THE TASK: Find the string "document" in the data, then copy every line where it is found.

INFORMATION PROVIDED:
+ + +

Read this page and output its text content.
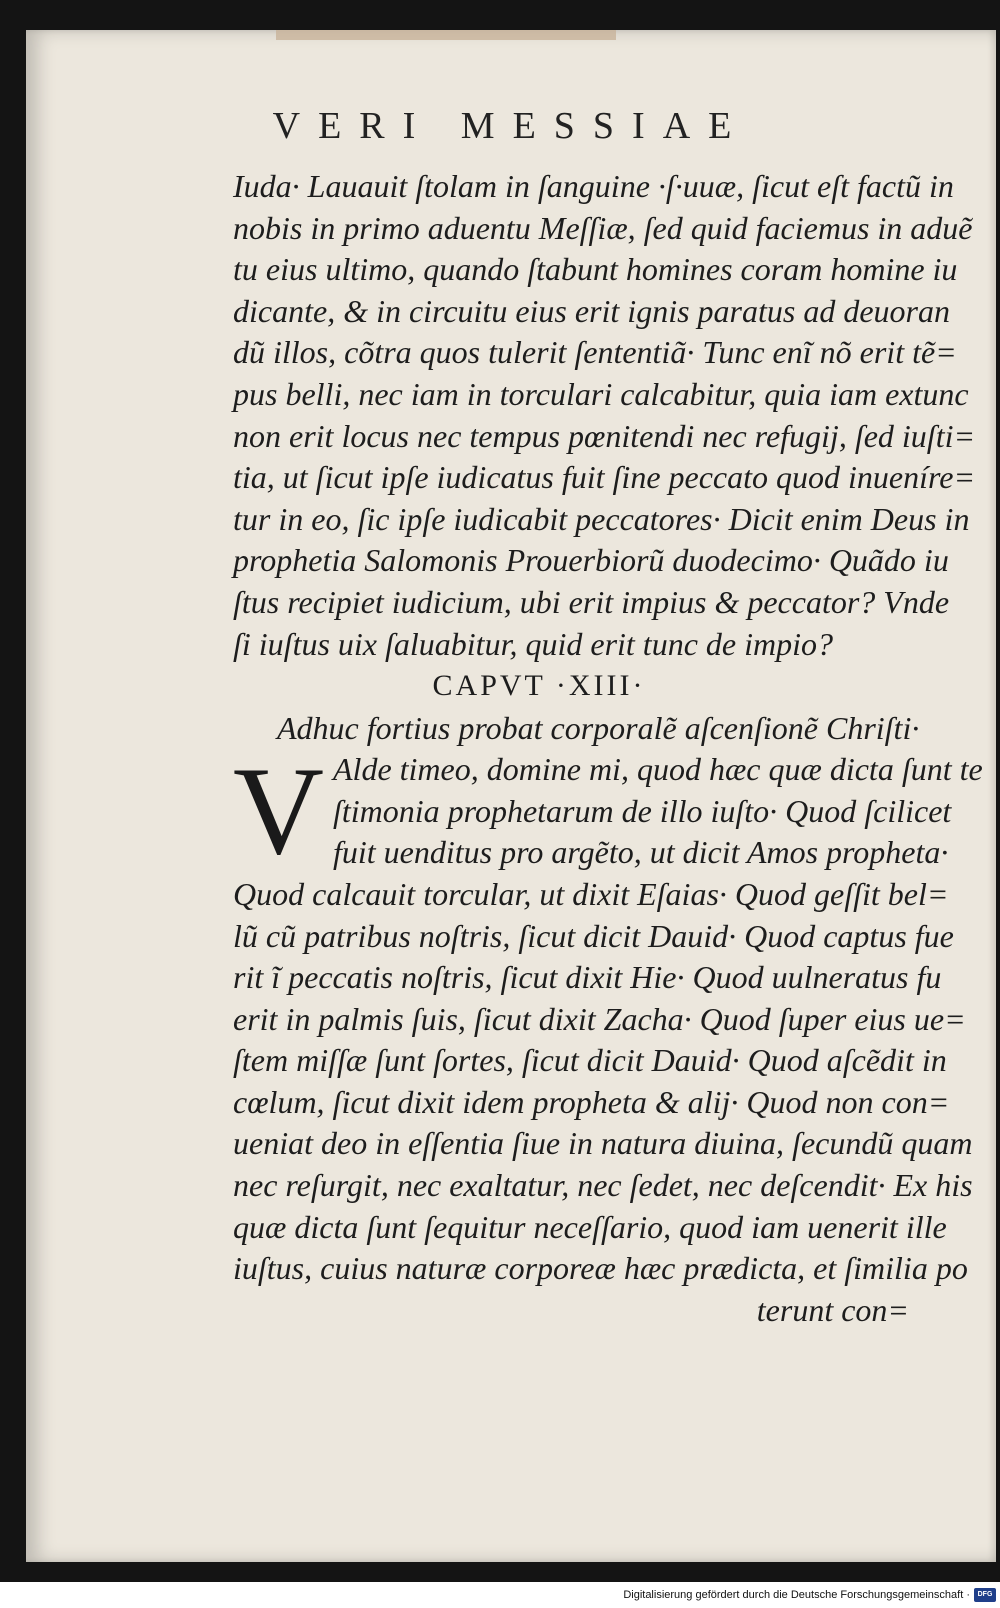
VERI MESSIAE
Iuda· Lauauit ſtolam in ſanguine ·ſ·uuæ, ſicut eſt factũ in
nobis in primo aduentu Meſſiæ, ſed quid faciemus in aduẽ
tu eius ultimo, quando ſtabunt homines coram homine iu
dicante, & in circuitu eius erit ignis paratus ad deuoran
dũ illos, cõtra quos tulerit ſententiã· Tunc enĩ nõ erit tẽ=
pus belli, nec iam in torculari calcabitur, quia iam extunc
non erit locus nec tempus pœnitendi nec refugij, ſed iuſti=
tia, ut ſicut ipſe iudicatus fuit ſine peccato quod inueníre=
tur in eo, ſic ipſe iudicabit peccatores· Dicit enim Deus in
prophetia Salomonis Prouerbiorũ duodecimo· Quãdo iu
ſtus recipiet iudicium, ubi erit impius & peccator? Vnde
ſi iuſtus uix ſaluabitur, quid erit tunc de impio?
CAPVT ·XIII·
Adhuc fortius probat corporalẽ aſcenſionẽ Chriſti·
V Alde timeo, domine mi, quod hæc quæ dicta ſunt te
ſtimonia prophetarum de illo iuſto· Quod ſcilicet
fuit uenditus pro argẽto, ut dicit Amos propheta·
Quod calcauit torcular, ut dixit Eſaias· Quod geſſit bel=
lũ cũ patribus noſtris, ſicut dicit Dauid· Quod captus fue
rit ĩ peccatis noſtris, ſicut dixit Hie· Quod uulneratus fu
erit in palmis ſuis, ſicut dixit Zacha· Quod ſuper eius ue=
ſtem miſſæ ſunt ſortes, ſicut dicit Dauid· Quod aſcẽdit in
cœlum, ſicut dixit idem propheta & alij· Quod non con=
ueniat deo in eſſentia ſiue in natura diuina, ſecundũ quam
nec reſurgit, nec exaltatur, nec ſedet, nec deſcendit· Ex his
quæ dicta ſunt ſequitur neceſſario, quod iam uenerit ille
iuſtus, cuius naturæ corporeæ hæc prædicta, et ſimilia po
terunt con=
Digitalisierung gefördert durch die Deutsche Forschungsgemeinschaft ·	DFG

+ + +

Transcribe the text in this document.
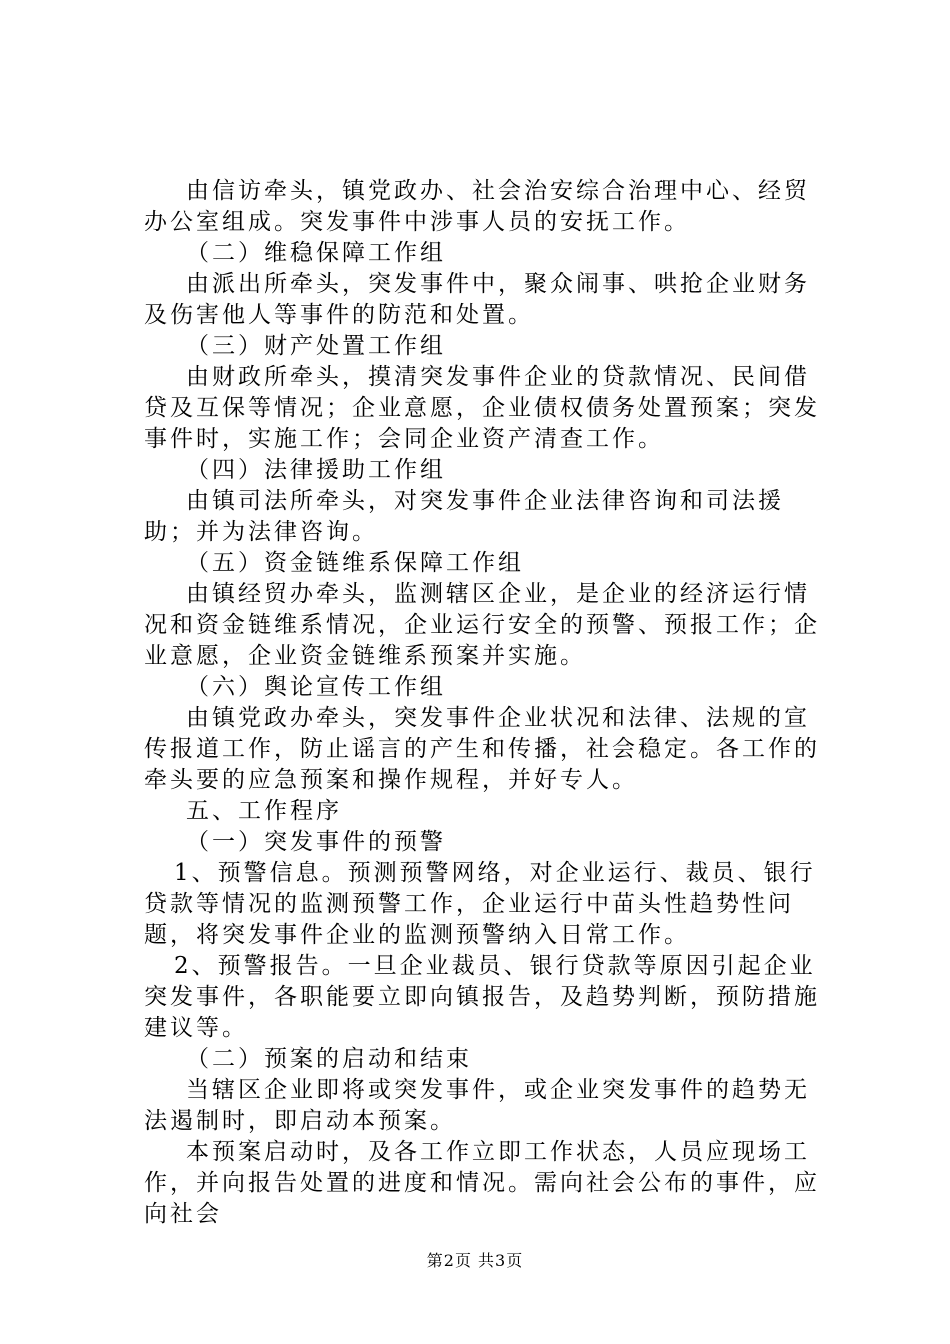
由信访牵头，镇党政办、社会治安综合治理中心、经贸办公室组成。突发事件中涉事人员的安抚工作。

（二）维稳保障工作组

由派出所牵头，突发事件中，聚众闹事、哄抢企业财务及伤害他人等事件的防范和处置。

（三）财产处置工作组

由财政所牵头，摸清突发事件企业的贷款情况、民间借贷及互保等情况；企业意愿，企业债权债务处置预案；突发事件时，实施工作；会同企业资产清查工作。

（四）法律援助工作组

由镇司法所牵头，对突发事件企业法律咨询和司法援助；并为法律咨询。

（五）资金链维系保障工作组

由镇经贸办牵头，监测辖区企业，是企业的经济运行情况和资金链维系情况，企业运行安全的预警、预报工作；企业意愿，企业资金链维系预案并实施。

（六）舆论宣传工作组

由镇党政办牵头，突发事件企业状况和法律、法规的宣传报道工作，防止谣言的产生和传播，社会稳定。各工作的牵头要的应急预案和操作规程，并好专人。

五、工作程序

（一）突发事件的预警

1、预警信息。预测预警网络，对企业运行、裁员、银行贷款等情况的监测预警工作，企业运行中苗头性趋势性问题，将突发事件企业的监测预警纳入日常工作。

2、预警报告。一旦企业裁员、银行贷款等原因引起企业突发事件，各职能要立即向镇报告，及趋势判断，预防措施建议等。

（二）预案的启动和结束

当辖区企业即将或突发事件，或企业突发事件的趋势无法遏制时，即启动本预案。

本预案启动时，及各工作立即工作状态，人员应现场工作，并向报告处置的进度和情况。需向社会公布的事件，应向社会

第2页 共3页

+ + +

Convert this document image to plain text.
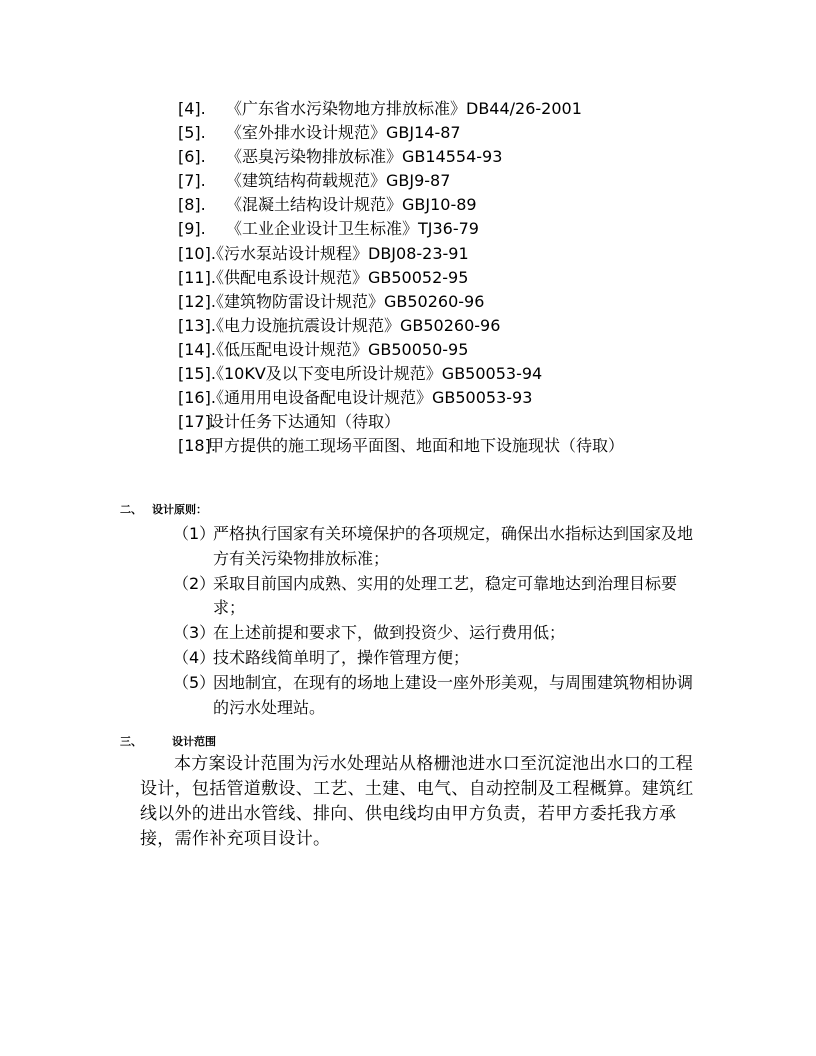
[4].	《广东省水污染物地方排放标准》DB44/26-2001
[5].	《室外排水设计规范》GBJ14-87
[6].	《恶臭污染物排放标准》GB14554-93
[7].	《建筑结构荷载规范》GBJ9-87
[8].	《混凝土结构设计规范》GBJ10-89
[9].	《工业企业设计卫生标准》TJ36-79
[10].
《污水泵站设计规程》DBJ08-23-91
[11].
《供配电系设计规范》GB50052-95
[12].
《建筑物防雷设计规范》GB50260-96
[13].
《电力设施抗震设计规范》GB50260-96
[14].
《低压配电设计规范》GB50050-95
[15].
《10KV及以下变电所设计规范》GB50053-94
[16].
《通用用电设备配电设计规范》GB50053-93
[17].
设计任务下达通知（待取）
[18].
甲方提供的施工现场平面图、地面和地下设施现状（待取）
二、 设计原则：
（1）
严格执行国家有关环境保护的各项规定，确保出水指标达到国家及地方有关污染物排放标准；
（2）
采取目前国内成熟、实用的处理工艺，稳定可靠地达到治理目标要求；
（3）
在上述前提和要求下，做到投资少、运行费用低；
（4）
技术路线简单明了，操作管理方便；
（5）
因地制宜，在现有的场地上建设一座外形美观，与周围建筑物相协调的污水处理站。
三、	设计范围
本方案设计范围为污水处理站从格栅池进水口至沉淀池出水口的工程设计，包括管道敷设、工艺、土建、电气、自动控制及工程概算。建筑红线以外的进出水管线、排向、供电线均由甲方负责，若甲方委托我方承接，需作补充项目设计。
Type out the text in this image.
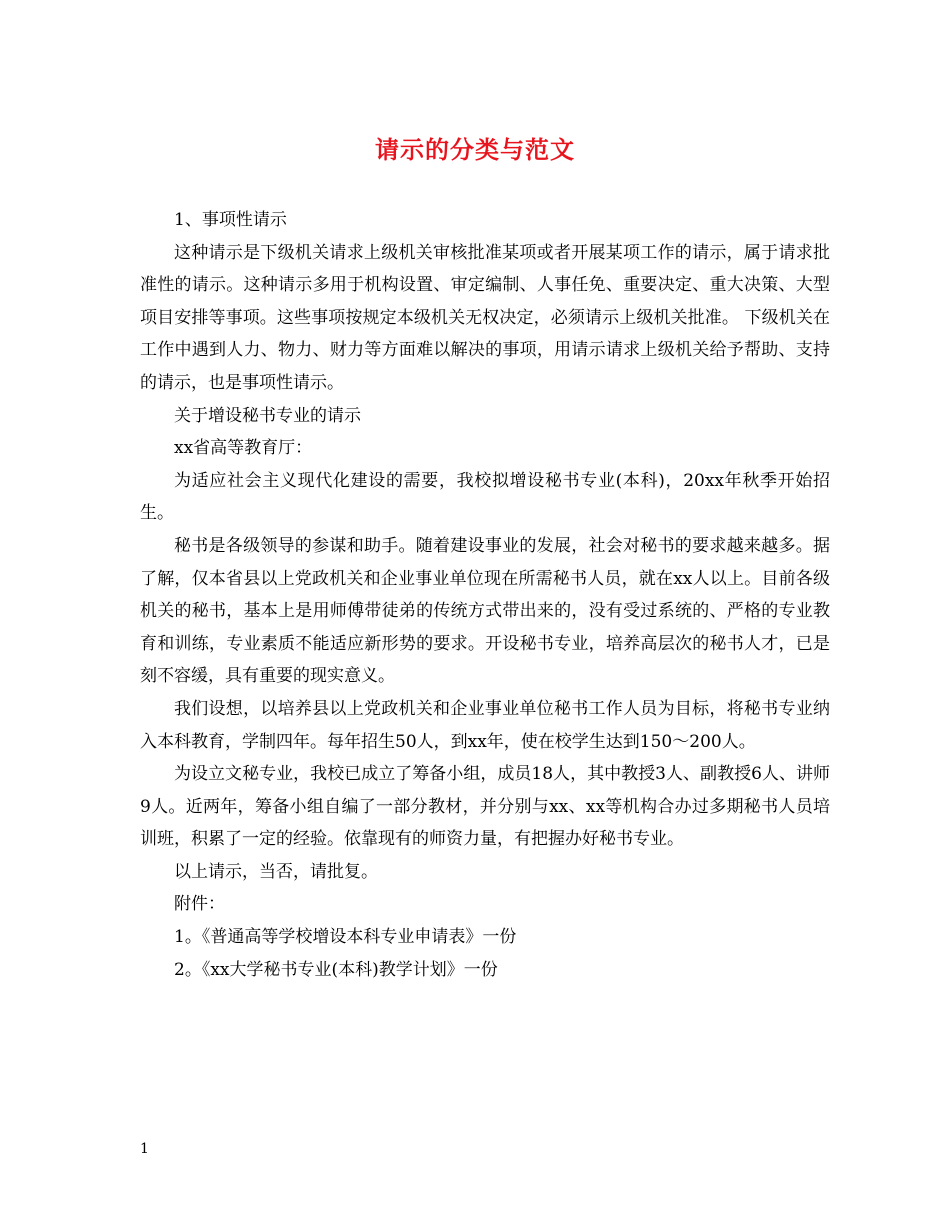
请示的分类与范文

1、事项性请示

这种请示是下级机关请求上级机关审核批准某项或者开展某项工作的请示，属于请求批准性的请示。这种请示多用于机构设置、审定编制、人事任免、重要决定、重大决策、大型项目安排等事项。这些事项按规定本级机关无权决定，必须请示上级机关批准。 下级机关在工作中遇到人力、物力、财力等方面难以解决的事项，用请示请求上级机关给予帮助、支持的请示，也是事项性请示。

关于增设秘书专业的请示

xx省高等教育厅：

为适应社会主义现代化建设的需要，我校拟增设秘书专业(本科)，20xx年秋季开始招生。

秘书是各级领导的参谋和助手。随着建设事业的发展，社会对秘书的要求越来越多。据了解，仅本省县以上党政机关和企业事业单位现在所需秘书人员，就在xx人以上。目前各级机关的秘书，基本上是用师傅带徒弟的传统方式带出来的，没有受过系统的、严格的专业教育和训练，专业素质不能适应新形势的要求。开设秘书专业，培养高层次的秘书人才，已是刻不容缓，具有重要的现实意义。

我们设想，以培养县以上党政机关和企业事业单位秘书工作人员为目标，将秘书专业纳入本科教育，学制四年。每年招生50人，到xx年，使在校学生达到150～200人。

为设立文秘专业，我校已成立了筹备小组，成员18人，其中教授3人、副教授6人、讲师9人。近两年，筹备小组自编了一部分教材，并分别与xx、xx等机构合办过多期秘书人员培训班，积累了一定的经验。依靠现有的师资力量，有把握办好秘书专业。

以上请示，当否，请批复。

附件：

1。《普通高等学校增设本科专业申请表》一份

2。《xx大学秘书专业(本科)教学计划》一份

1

+ + +

RIGHT ANSWER:
Transcribe the text in this document.
Convert this document image to plain text.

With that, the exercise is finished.